→ SET PROBLEM: What is the number of lines in the data holding the word "there"? Give that number by itself.

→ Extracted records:
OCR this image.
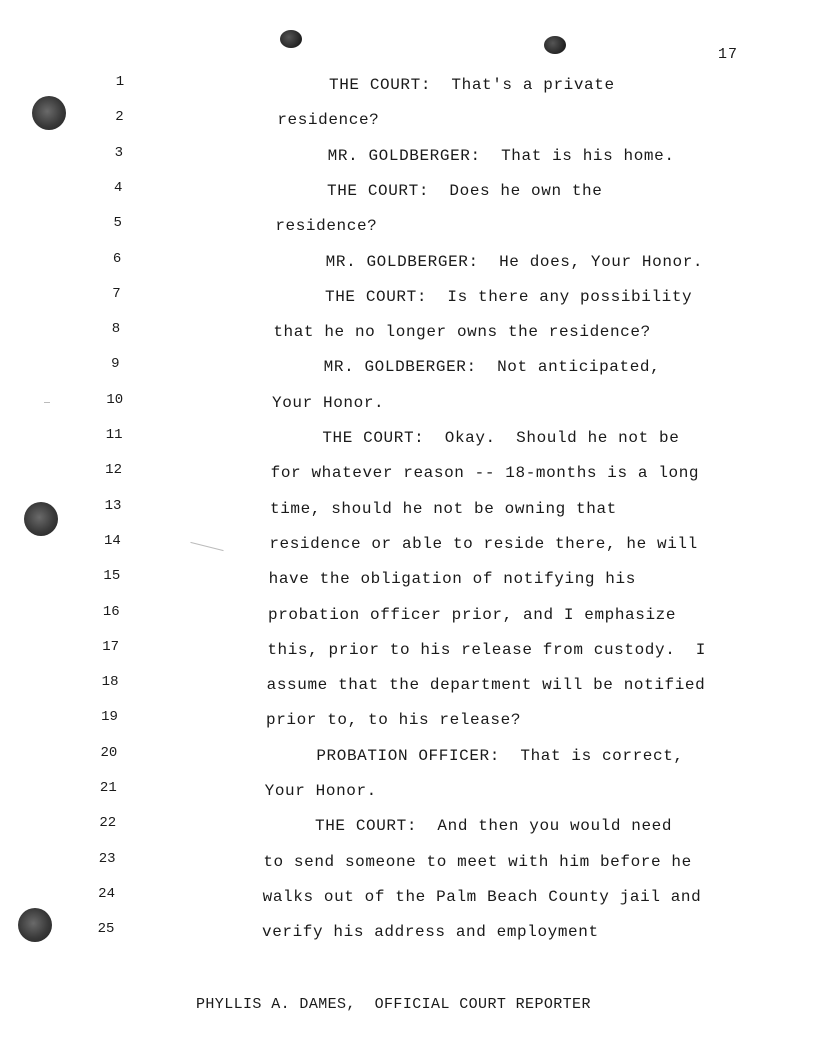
17
1	THE COURT:  That's a private
2	residence?
3	MR. GOLDBERGER:  That is his home.
4	THE COURT:  Does he own the
5	residence?
6	MR. GOLDBERGER:  He does, Your Honor.
7	THE COURT:  Is there any possibility
8	that he no longer owns the residence?
9	MR. GOLDBERGER:  Not anticipated,
10	Your Honor.
11	THE COURT:  Okay.  Should he not be
12	for whatever reason -- 18-months is a long
13	time, should he not be owning that
14	residence or able to reside there, he will
15	have the obligation of notifying his
16	probation officer prior, and I emphasize
17	this, prior to his release from custody.  I
18	assume that the department will be notified
19	prior to, to his release?
20	PROBATION OFFICER:  That is correct,
21	Your Honor.
22	THE COURT:  And then you would need
23	to send someone to meet with him before he
24	walks out of the Palm Beach County jail and
25	verify his address and employment
PHYLLIS A. DAMES,  OFFICIAL COURT REPORTER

→ ANSWER TO THE TASK: 2